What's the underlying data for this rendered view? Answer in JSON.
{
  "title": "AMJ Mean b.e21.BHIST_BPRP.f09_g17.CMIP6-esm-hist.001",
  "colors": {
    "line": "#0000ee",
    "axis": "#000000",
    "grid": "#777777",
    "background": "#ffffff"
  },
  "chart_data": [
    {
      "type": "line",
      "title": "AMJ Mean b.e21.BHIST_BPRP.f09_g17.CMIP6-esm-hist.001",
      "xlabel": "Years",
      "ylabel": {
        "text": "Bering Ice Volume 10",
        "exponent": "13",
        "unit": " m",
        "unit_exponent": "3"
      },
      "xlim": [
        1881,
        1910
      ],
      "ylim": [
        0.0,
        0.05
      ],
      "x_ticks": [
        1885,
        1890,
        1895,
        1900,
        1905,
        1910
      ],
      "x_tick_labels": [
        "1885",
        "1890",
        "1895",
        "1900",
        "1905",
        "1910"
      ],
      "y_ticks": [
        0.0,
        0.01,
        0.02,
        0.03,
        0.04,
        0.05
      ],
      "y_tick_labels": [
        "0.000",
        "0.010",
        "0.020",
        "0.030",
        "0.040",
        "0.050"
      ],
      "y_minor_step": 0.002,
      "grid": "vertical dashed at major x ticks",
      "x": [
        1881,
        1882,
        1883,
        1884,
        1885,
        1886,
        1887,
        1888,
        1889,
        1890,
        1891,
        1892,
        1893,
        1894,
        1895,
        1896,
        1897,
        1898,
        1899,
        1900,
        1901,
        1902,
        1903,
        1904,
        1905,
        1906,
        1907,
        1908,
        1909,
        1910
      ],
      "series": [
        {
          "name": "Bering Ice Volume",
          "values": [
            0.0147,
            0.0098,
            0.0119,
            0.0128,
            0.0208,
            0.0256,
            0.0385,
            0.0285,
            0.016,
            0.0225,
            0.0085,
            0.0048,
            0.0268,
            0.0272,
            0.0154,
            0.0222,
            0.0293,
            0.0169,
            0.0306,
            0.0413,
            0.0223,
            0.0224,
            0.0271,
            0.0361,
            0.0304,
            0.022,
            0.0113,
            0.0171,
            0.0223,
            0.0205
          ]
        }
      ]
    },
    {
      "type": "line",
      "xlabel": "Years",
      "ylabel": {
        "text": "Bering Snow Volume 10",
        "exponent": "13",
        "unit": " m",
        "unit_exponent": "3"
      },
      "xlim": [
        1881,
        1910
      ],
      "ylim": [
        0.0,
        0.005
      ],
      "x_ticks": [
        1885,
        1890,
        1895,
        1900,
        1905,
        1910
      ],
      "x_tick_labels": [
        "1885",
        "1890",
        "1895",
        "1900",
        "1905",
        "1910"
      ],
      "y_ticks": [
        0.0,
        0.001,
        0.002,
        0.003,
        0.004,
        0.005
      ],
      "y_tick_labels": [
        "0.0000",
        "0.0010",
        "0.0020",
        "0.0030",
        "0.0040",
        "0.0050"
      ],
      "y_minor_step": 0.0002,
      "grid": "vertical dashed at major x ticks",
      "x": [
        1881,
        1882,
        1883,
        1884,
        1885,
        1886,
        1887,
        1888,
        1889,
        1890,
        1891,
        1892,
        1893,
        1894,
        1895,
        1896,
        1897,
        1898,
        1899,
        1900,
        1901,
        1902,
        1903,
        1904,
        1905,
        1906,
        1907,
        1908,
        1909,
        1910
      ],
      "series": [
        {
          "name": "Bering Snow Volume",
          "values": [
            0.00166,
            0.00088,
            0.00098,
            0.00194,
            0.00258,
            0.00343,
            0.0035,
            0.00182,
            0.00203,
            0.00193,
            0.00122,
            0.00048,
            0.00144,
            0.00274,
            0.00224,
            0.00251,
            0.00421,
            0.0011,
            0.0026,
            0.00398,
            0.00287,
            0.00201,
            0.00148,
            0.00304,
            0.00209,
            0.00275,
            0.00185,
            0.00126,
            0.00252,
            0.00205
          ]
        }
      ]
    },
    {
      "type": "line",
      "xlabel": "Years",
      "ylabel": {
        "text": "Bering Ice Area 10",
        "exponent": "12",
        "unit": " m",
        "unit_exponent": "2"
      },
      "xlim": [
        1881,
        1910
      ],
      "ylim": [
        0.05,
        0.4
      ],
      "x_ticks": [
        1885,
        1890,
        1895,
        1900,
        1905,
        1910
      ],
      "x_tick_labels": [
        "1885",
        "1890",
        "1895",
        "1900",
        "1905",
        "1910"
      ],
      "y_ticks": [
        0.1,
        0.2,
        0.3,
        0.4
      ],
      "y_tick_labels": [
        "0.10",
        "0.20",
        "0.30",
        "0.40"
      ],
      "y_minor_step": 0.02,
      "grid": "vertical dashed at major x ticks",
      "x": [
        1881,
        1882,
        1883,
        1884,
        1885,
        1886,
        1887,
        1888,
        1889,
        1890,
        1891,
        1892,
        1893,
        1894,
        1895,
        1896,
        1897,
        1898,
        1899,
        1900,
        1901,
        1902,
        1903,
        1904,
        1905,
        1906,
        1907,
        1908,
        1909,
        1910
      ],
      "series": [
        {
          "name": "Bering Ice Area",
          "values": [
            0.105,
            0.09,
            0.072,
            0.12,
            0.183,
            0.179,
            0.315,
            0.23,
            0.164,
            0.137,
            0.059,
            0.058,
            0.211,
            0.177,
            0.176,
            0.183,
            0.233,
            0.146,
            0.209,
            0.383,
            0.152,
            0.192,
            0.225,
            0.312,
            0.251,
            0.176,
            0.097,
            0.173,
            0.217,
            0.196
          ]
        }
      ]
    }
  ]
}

::::::::::

== To do ==
Every entry should be printed again exactly as it stands.

== Correct result ==
What's the underlying data for this rendered view? Answer in JSON.
{
  "title": "AMJ Mean b.e21.BHIST_BPRP.f09_g17.CMIP6-esm-hist.001",
  "colors": {
    "line": "#0000ee",
    "axis": "#000000",
    "grid": "#777777",
    "background": "#ffffff"
  },
  "chart_data": [
    {
      "type": "line",
      "title": "AMJ Mean b.e21.BHIST_BPRP.f09_g17.CMIP6-esm-hist.001",
      "xlabel": "Years",
      "ylabel": {
        "text": "Bering Ice Volume 10",
        "exponent": "13",
        "unit": " m",
        "unit_exponent": "3"
      },
      "xlim": [
        1881,
        1910
      ],
      "ylim": [
        0.0,
        0.05
      ],
      "x_ticks": [
        1885,
        1890,
        1895,
        1900,
        1905,
        1910
      ],
      "x_tick_labels": [
        "1885",
        "1890",
        "1895",
        "1900",
        "1905",
        "1910"
      ],
      "y_ticks": [
        0.0,
        0.01,
        0.02,
        0.03,
        0.04,
        0.05
      ],
      "y_tick_labels": [
        "0.000",
        "0.010",
        "0.020",
        "0.030",
        "0.040",
        "0.050"
      ],
      "y_minor_step": 0.002,
      "grid": "vertical dashed at major x ticks",
      "x": [
        1881,
        1882,
        1883,
        1884,
        1885,
        1886,
        1887,
        1888,
        1889,
        1890,
        1891,
        1892,
        1893,
        1894,
        1895,
        1896,
        1897,
        1898,
        1899,
        1900,
        1901,
        1902,
        1903,
        1904,
        1905,
        1906,
        1907,
        1908,
        1909,
        1910
      ],
      "series": [
        {
          "name": "Bering Ice Volume",
          "values": [
            0.0147,
            0.0098,
            0.0119,
            0.0128,
            0.0208,
            0.0256,
            0.0385,
            0.0285,
            0.016,
            0.0225,
            0.0085,
            0.0048,
            0.0268,
            0.0272,
            0.0154,
            0.0222,
            0.0293,
            0.0169,
            0.0306,
            0.0413,
            0.0223,
            0.0224,
            0.0271,
            0.0361,
            0.0304,
            0.022,
            0.0113,
            0.0171,
            0.0223,
            0.0205
          ]
        }
      ]
    },
    {
      "type": "line",
      "xlabel": "Years",
      "ylabel": {
        "text": "Bering Snow Volume 10",
        "exponent": "13",
        "unit": " m",
        "unit_exponent": "3"
      },
      "xlim": [
        1881,
        1910
      ],
      "ylim": [
        0.0,
        0.005
      ],
      "x_ticks": [
        1885,
        1890,
        1895,
        1900,
        1905,
        1910
      ],
      "x_tick_labels": [
        "1885",
        "1890",
        "1895",
        "1900",
        "1905",
        "1910"
      ],
      "y_ticks": [
        0.0,
        0.001,
        0.002,
        0.003,
        0.004,
        0.005
      ],
      "y_tick_labels": [
        "0.0000",
        "0.0010",
        "0.0020",
        "0.0030",
        "0.0040",
        "0.0050"
      ],
      "y_minor_step": 0.0002,
      "grid": "vertical dashed at major x ticks",
      "x": [
        1881,
        1882,
        1883,
        1884,
        1885,
        1886,
        1887,
        1888,
        1889,
        1890,
        1891,
        1892,
        1893,
        1894,
        1895,
        1896,
        1897,
        1898,
        1899,
        1900,
        1901,
        1902,
        1903,
        1904,
        1905,
        1906,
        1907,
        1908,
        1909,
        1910
      ],
      "series": [
        {
          "name": "Bering Snow Volume",
          "values": [
            0.00166,
            0.00088,
            0.00098,
            0.00194,
            0.00258,
            0.00343,
            0.0035,
            0.00182,
            0.00203,
            0.00193,
            0.00122,
            0.00048,
            0.00144,
            0.00274,
            0.00224,
            0.00251,
            0.00421,
            0.0011,
            0.0026,
            0.00398,
            0.00287,
            0.00201,
            0.00148,
            0.00304,
            0.00209,
            0.00275,
            0.00185,
            0.00126,
            0.00252,
            0.00205
          ]
        }
      ]
    },
    {
      "type": "line",
      "xlabel": "Years",
      "ylabel": {
        "text": "Bering Ice Area 10",
        "exponent": "12",
        "unit": " m",
        "unit_exponent": "2"
      },
      "xlim": [
        1881,
        1910
      ],
      "ylim": [
        0.05,
        0.4
      ],
      "x_ticks": [
        1885,
        1890,
        1895,
        1900,
        1905,
        1910
      ],
      "x_tick_labels": [
        "1885",
        "1890",
        "1895",
        "1900",
        "1905",
        "1910"
      ],
      "y_ticks": [
        0.1,
        0.2,
        0.3,
        0.4
      ],
      "y_tick_labels": [
        "0.10",
        "0.20",
        "0.30",
        "0.40"
      ],
      "y_minor_step": 0.02,
      "grid": "vertical dashed at major x ticks",
      "x": [
        1881,
        1882,
        1883,
        1884,
        1885,
        1886,
        1887,
        1888,
        1889,
        1890,
        1891,
        1892,
        1893,
        1894,
        1895,
        1896,
        1897,
        1898,
        1899,
        1900,
        1901,
        1902,
        1903,
        1904,
        1905,
        1906,
        1907,
        1908,
        1909,
        1910
      ],
      "series": [
        {
          "name": "Bering Ice Area",
          "values": [
            0.105,
            0.09,
            0.072,
            0.12,
            0.183,
            0.179,
            0.315,
            0.23,
            0.164,
            0.137,
            0.059,
            0.058,
            0.211,
            0.177,
            0.176,
            0.183,
            0.233,
            0.146,
            0.209,
            0.383,
            0.152,
            0.192,
            0.225,
            0.312,
            0.251,
            0.176,
            0.097,
            0.173,
            0.217,
            0.196
          ]
        }
      ]
    }
  ]
}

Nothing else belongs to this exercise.